[Data records]
= = = = =

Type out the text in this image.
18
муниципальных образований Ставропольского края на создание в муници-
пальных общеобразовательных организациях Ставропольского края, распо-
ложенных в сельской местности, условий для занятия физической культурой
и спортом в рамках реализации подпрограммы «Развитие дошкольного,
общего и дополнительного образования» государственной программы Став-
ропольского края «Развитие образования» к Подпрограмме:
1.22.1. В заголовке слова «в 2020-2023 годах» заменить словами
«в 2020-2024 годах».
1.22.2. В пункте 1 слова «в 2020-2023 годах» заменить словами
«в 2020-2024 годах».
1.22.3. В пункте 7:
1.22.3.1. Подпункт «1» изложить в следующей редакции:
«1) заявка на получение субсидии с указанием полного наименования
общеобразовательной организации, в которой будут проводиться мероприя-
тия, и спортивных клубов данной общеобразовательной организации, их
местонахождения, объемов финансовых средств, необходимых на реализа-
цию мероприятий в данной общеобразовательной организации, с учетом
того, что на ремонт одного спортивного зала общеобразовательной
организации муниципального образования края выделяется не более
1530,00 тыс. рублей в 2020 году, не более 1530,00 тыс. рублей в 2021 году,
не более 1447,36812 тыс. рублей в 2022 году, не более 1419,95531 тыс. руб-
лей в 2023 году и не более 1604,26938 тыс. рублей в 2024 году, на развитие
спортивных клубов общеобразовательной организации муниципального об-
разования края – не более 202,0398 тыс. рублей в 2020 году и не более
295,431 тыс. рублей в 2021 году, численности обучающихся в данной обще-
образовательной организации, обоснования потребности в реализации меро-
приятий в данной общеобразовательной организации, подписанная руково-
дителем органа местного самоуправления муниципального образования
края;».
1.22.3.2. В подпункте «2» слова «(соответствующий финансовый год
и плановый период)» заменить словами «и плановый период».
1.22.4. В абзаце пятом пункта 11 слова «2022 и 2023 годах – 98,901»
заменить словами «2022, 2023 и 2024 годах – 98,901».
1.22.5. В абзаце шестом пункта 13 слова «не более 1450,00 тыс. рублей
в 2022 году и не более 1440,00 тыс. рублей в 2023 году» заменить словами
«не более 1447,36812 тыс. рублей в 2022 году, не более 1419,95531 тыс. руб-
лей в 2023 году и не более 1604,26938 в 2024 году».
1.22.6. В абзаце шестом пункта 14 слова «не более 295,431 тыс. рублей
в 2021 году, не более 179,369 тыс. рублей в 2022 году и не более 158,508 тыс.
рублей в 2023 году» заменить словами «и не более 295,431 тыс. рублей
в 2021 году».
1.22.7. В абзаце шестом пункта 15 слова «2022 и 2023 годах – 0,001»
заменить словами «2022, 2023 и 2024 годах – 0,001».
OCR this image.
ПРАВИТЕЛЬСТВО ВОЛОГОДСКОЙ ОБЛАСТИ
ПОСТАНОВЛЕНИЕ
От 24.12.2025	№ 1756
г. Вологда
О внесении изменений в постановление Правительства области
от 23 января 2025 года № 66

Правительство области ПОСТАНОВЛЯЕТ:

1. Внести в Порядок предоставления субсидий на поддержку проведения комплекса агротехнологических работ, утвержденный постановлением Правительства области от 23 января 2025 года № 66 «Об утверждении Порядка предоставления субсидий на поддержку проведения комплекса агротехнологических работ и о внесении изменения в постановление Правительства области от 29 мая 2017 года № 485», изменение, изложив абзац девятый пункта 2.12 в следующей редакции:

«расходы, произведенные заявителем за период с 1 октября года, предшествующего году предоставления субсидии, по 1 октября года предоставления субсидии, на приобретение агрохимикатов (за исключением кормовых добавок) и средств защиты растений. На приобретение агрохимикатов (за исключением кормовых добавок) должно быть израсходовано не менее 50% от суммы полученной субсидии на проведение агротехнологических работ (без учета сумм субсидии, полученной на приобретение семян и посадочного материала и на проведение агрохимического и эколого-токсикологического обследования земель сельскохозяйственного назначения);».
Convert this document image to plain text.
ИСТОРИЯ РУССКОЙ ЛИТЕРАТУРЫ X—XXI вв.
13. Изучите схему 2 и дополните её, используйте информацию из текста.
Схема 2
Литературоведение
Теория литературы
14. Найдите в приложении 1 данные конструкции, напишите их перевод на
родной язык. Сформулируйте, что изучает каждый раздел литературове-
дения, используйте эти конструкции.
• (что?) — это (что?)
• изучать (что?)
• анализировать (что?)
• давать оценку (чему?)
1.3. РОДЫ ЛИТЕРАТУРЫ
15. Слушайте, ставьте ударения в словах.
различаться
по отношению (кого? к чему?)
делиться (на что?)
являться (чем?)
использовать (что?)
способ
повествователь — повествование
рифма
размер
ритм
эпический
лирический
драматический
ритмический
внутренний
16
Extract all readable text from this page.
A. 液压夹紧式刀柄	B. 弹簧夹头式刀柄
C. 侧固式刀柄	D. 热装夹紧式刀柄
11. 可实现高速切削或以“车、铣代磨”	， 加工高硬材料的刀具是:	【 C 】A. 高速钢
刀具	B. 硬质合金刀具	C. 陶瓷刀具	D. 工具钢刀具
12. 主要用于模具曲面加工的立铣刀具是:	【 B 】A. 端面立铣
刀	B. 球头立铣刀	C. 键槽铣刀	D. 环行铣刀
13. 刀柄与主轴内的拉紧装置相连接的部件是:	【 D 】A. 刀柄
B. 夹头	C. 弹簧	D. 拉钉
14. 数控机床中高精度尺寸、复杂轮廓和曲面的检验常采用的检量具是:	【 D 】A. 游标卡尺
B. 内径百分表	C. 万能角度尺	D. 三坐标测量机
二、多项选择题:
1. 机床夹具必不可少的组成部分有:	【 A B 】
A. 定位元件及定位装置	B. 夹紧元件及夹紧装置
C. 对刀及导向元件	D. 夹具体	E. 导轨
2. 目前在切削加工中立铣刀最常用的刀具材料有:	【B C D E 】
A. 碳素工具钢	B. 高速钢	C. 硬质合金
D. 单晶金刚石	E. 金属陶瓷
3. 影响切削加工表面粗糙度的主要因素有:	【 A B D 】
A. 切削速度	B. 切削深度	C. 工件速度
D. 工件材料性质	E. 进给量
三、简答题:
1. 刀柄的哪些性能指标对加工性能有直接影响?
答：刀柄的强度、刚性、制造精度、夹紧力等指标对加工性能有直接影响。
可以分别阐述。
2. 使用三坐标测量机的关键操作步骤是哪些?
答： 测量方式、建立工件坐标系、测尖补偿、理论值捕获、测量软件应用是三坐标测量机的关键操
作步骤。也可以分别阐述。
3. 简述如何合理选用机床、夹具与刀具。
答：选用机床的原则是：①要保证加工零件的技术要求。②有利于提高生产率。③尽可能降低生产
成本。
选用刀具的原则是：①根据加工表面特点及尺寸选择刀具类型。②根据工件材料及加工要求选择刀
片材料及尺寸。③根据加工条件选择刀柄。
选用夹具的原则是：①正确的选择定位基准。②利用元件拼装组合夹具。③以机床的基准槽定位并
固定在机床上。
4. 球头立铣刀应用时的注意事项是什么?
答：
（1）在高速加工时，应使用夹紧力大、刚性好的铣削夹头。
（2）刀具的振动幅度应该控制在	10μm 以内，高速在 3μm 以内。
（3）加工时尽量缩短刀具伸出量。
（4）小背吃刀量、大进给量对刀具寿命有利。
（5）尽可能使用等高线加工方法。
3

= = = = =

GIVEN INSTRUCTION: Every entry above should be retyped exactly as shown.

REPLY TO THE TASK:
Type out the text in this image.
18
муниципальных образований Ставропольского края на создание в муници-
пальных общеобразовательных организациях Ставропольского края, распо-
ложенных в сельской местности, условий для занятия физической культурой
и спортом в рамках реализации подпрограммы «Развитие дошкольного,
общего и дополнительного образования» государственной программы Став-
ропольского края «Развитие образования» к Подпрограмме:
1.22.1. В заголовке слова «в 2020-2023 годах» заменить словами
«в 2020-2024 годах».
1.22.2. В пункте 1 слова «в 2020-2023 годах» заменить словами
«в 2020-2024 годах».
1.22.3. В пункте 7:
1.22.3.1. Подпункт «1» изложить в следующей редакции:
«1) заявка на получение субсидии с указанием полного наименования
общеобразовательной организации, в которой будут проводиться мероприя-
тия, и спортивных клубов данной общеобразовательной организации, их
местонахождения, объемов финансовых средств, необходимых на реализа-
цию мероприятий в данной общеобразовательной организации, с учетом
того, что на ремонт одного спортивного зала общеобразовательной
организации муниципального образования края выделяется не более
1530,00 тыс. рублей в 2020 году, не более 1530,00 тыс. рублей в 2021 году,
не более 1447,36812 тыс. рублей в 2022 году, не более 1419,95531 тыс. руб-
лей в 2023 году и не более 1604,26938 тыс. рублей в 2024 году, на развитие
спортивных клубов общеобразовательной организации муниципального об-
разования края – не более 202,0398 тыс. рублей в 2020 году и не более
295,431 тыс. рублей в 2021 году, численности обучающихся в данной обще-
образовательной организации, обоснования потребности в реализации меро-
приятий в данной общеобразовательной организации, подписанная руково-
дителем органа местного самоуправления муниципального образования
края;».
1.22.3.2. В подпункте «2» слова «(соответствующий финансовый год
и плановый период)» заменить словами «и плановый период».
1.22.4. В абзаце пятом пункта 11 слова «2022 и 2023 годах – 98,901»
заменить словами «2022, 2023 и 2024 годах – 98,901».
1.22.5. В абзаце шестом пункта 13 слова «не более 1450,00 тыс. рублей
в 2022 году и не более 1440,00 тыс. рублей в 2023 году» заменить словами
«не более 1447,36812 тыс. рублей в 2022 году, не более 1419,95531 тыс. руб-
лей в 2023 году и не более 1604,26938 в 2024 году».
1.22.6. В абзаце шестом пункта 14 слова «не более 295,431 тыс. рублей
в 2021 году, не более 179,369 тыс. рублей в 2022 году и не более 158,508 тыс.
рублей в 2023 году» заменить словами «и не более 295,431 тыс. рублей
в 2021 году».
1.22.7. В абзаце шестом пункта 15 слова «2022 и 2023 годах – 0,001»
заменить словами «2022, 2023 и 2024 годах – 0,001».
OCR this image.
ПРАВИТЕЛЬСТВО ВОЛОГОДСКОЙ ОБЛАСТИ
ПОСТАНОВЛЕНИЕ
От 24.12.2025	№ 1756
г. Вологда
О внесении изменений в постановление Правительства области
от 23 января 2025 года № 66

Правительство области ПОСТАНОВЛЯЕТ:

1. Внести в Порядок предоставления субсидий на поддержку проведения комплекса агротехнологических работ, утвержденный постановлением Правительства области от 23 января 2025 года № 66 «Об утверждении Порядка предоставления субсидий на поддержку проведения комплекса агротехнологических работ и о внесении изменения в постановление Правительства области от 29 мая 2017 года № 485», изменение, изложив абзац девятый пункта 2.12 в следующей редакции:

«расходы, произведенные заявителем за период с 1 октября года, предшествующего году предоставления субсидии, по 1 октября года предоставления субсидии, на приобретение агрохимикатов (за исключением кормовых добавок) и средств защиты растений. На приобретение агрохимикатов (за исключением кормовых добавок) должно быть израсходовано не менее 50% от суммы полученной субсидии на проведение агротехнологических работ (без учета сумм субсидии, полученной на приобретение семян и посадочного материала и на проведение агрохимического и эколого-токсикологического обследования земель сельскохозяйственного назначения);».
Convert this document image to plain text.
ИСТОРИЯ РУССКОЙ ЛИТЕРАТУРЫ X—XXI вв.
13. Изучите схему 2 и дополните её, используйте информацию из текста.
Схема 2
Литературоведение
Теория литературы
14. Найдите в приложении 1 данные конструкции, напишите их перевод на
родной язык. Сформулируйте, что изучает каждый раздел литературове-
дения, используйте эти конструкции.
• (что?) — это (что?)
• изучать (что?)
• анализировать (что?)
• давать оценку (чему?)
1.3. РОДЫ ЛИТЕРАТУРЫ
15. Слушайте, ставьте ударения в словах.
различаться
по отношению (кого? к чему?)
делиться (на что?)
являться (чем?)
использовать (что?)
способ
повествователь — повествование
рифма
размер
ритм
эпический
лирический
драматический
ритмический
внутренний
16
Extract all readable text from this page.
A. 液压夹紧式刀柄	B. 弹簧夹头式刀柄
C. 侧固式刀柄	D. 热装夹紧式刀柄
11. 可实现高速切削或以“车、铣代磨”	， 加工高硬材料的刀具是:	【 C 】A. 高速钢
刀具	B. 硬质合金刀具	C. 陶瓷刀具	D. 工具钢刀具
12. 主要用于模具曲面加工的立铣刀具是:	【 B 】A. 端面立铣
刀	B. 球头立铣刀	C. 键槽铣刀	D. 环行铣刀
13. 刀柄与主轴内的拉紧装置相连接的部件是:	【 D 】A. 刀柄
B. 夹头	C. 弹簧	D. 拉钉
14. 数控机床中高精度尺寸、复杂轮廓和曲面的检验常采用的检量具是:	【 D 】A. 游标卡尺
B. 内径百分表	C. 万能角度尺	D. 三坐标测量机
二、多项选择题:
1. 机床夹具必不可少的组成部分有:	【 A B 】
A. 定位元件及定位装置	B. 夹紧元件及夹紧装置
C. 对刀及导向元件	D. 夹具体	E. 导轨
2. 目前在切削加工中立铣刀最常用的刀具材料有:	【B C D E 】
A. 碳素工具钢	B. 高速钢	C. 硬质合金
D. 单晶金刚石	E. 金属陶瓷
3. 影响切削加工表面粗糙度的主要因素有:	【 A B D 】
A. 切削速度	B. 切削深度	C. 工件速度
D. 工件材料性质	E. 进给量
三、简答题:
1. 刀柄的哪些性能指标对加工性能有直接影响?
答：刀柄的强度、刚性、制造精度、夹紧力等指标对加工性能有直接影响。
可以分别阐述。
2. 使用三坐标测量机的关键操作步骤是哪些?
答： 测量方式、建立工件坐标系、测尖补偿、理论值捕获、测量软件应用是三坐标测量机的关键操
作步骤。也可以分别阐述。
3. 简述如何合理选用机床、夹具与刀具。
答：选用机床的原则是：①要保证加工零件的技术要求。②有利于提高生产率。③尽可能降低生产
成本。
选用刀具的原则是：①根据加工表面特点及尺寸选择刀具类型。②根据工件材料及加工要求选择刀
片材料及尺寸。③根据加工条件选择刀柄。
选用夹具的原则是：①正确的选择定位基准。②利用元件拼装组合夹具。③以机床的基准槽定位并
固定在机床上。
4. 球头立铣刀应用时的注意事项是什么?
答：
（1）在高速加工时，应使用夹紧力大、刚性好的铣削夹头。
（2）刀具的振动幅度应该控制在	10μm 以内，高速在 3μm 以内。
（3）加工时尽量缩短刀具伸出量。
（4）小背吃刀量、大进给量对刀具寿命有利。
（5）尽可能使用等高线加工方法。
3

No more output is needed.